— BEGIN Working data —

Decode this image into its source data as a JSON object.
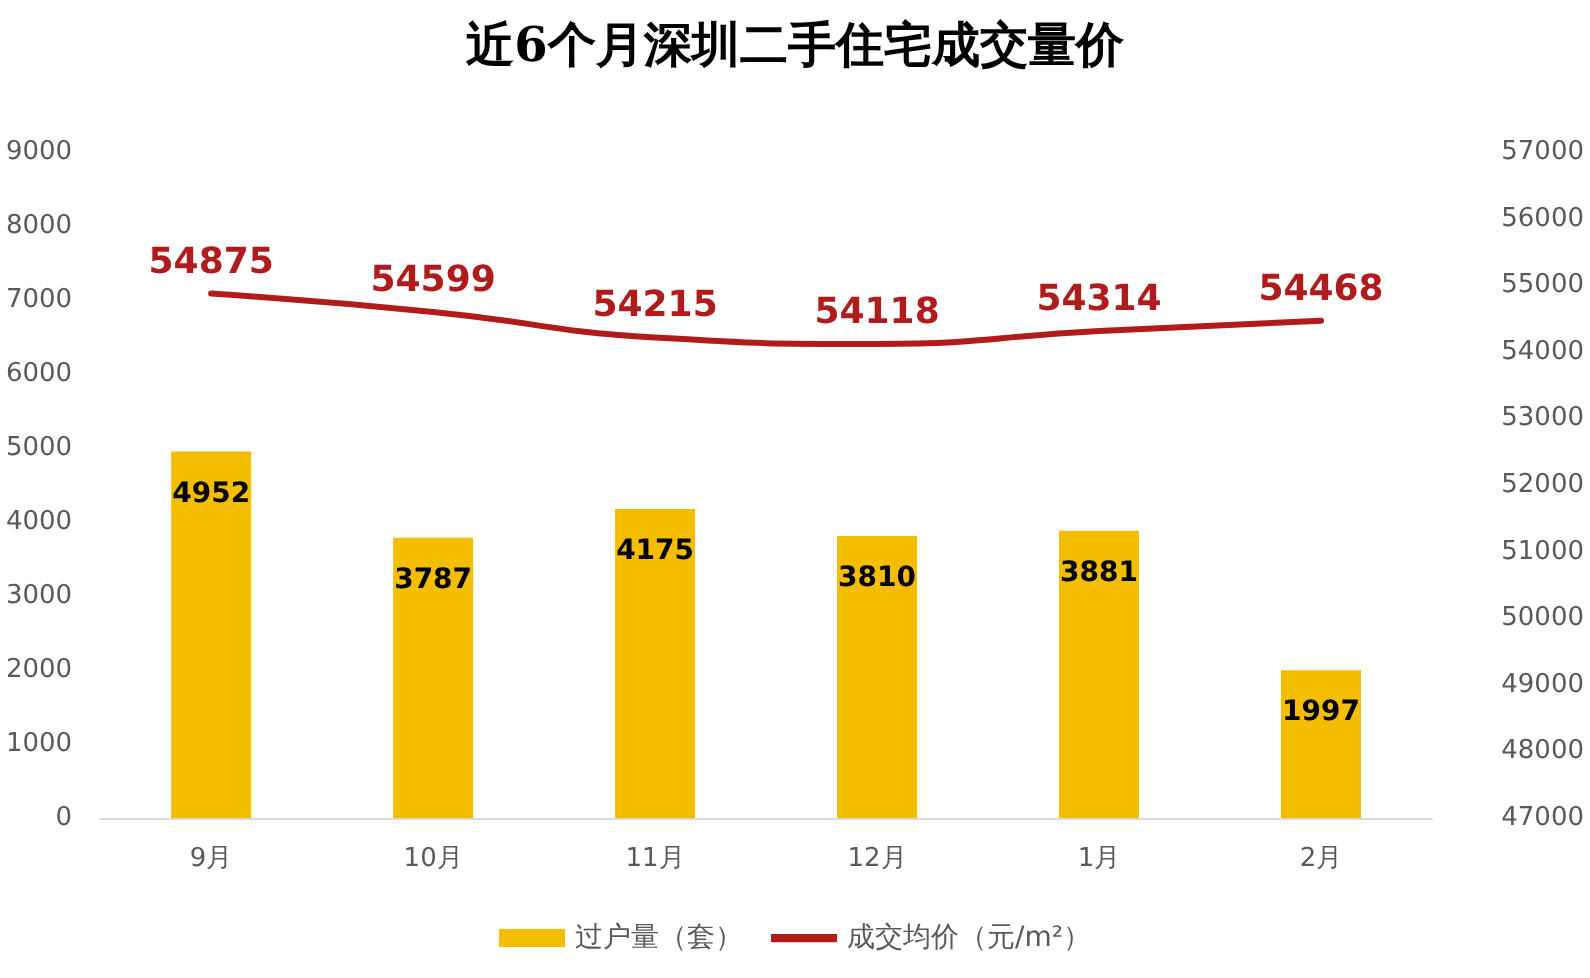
{
  "chart_data": {
    "type": "bar",
    "title": "近6个月深圳二手住宅成交量价",
    "categories": [
      "9月",
      "10月",
      "11月",
      "12月",
      "1月",
      "2月"
    ],
    "series": [
      {
        "name": "过户量（套）",
        "color": "#f5bd00",
        "values": [
          4952,
          3787,
          4175,
          3810,
          3881,
          1997
        ]
      },
      {
        "name": "成交均价（元/m²）",
        "type": "line",
        "axis": "y2",
        "color": "#b01c1c",
        "values": [
          54875,
          54599,
          54215,
          54118,
          54314,
          54468
        ]
      }
    ],
    "ylim": [
      0,
      9000
    ],
    "yticks": [
      0,
      1000,
      2000,
      3000,
      4000,
      5000,
      6000,
      7000,
      8000,
      9000
    ],
    "y2lim": [
      47000,
      57000
    ],
    "y2ticks": [
      47000,
      48000,
      49000,
      50000,
      51000,
      52000,
      53000,
      54000,
      55000,
      56000,
      57000
    ],
    "data_labels": true,
    "legend": "bottom",
    "grid": false,
    "marker": "none",
    "line_style": "solid"
  }
}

— END Working data —

Your task is to set down the records shown above exactly, minus any pictures.

Problem solution →
Decode this image into its source data as a JSON object.
{
  "chart_data": {
    "type": "bar",
    "title": "近6个月深圳二手住宅成交量价",
    "categories": [
      "9月",
      "10月",
      "11月",
      "12月",
      "1月",
      "2月"
    ],
    "series": [
      {
        "name": "过户量（套）",
        "color": "#f5bd00",
        "values": [
          4952,
          3787,
          4175,
          3810,
          3881,
          1997
        ]
      },
      {
        "name": "成交均价（元/m²）",
        "type": "line",
        "axis": "y2",
        "color": "#b01c1c",
        "values": [
          54875,
          54599,
          54215,
          54118,
          54314,
          54468
        ]
      }
    ],
    "ylim": [
      0,
      9000
    ],
    "yticks": [
      0,
      1000,
      2000,
      3000,
      4000,
      5000,
      6000,
      7000,
      8000,
      9000
    ],
    "y2lim": [
      47000,
      57000
    ],
    "y2ticks": [
      47000,
      48000,
      49000,
      50000,
      51000,
      52000,
      53000,
      54000,
      55000,
      56000,
      57000
    ],
    "data_labels": true,
    "legend": "bottom",
    "grid": false,
    "marker": "none",
    "line_style": "solid"
  }
}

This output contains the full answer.